■ Written instruction:
Please write out the material below exactly as given.

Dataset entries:
= = = =
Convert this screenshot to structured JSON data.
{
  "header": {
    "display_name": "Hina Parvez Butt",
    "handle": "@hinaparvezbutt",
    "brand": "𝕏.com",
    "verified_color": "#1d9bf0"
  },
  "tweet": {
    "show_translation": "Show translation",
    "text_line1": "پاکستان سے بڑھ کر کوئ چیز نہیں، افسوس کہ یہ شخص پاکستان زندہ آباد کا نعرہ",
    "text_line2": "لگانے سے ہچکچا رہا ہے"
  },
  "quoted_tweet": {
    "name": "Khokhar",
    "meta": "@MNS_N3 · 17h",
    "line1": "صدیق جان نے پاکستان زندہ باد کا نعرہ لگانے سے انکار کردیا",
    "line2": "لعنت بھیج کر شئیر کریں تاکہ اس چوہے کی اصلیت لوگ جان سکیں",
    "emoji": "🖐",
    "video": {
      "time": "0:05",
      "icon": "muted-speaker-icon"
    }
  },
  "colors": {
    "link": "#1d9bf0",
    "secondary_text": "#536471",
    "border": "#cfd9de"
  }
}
= = = =
■ Result of the task:
Convert this screenshot to structured JSON data.
{
  "header": {
    "display_name": "Hina Parvez Butt",
    "handle": "@hinaparvezbutt",
    "brand": "𝕏.com",
    "verified_color": "#1d9bf0"
  },
  "tweet": {
    "show_translation": "Show translation",
    "text_line1": "پاکستان سے بڑھ کر کوئ چیز نہیں، افسوس کہ یہ شخص پاکستان زندہ آباد کا نعرہ",
    "text_line2": "لگانے سے ہچکچا رہا ہے"
  },
  "quoted_tweet": {
    "name": "Khokhar",
    "meta": "@MNS_N3 · 17h",
    "line1": "صدیق جان نے پاکستان زندہ باد کا نعرہ لگانے سے انکار کردیا",
    "line2": "لعنت بھیج کر شئیر کریں تاکہ اس چوہے کی اصلیت لوگ جان سکیں",
    "emoji": "🖐",
    "video": {
      "time": "0:05",
      "icon": "muted-speaker-icon"
    }
  },
  "colors": {
    "link": "#1d9bf0",
    "secondary_text": "#536471",
    "border": "#cfd9de"
  }
}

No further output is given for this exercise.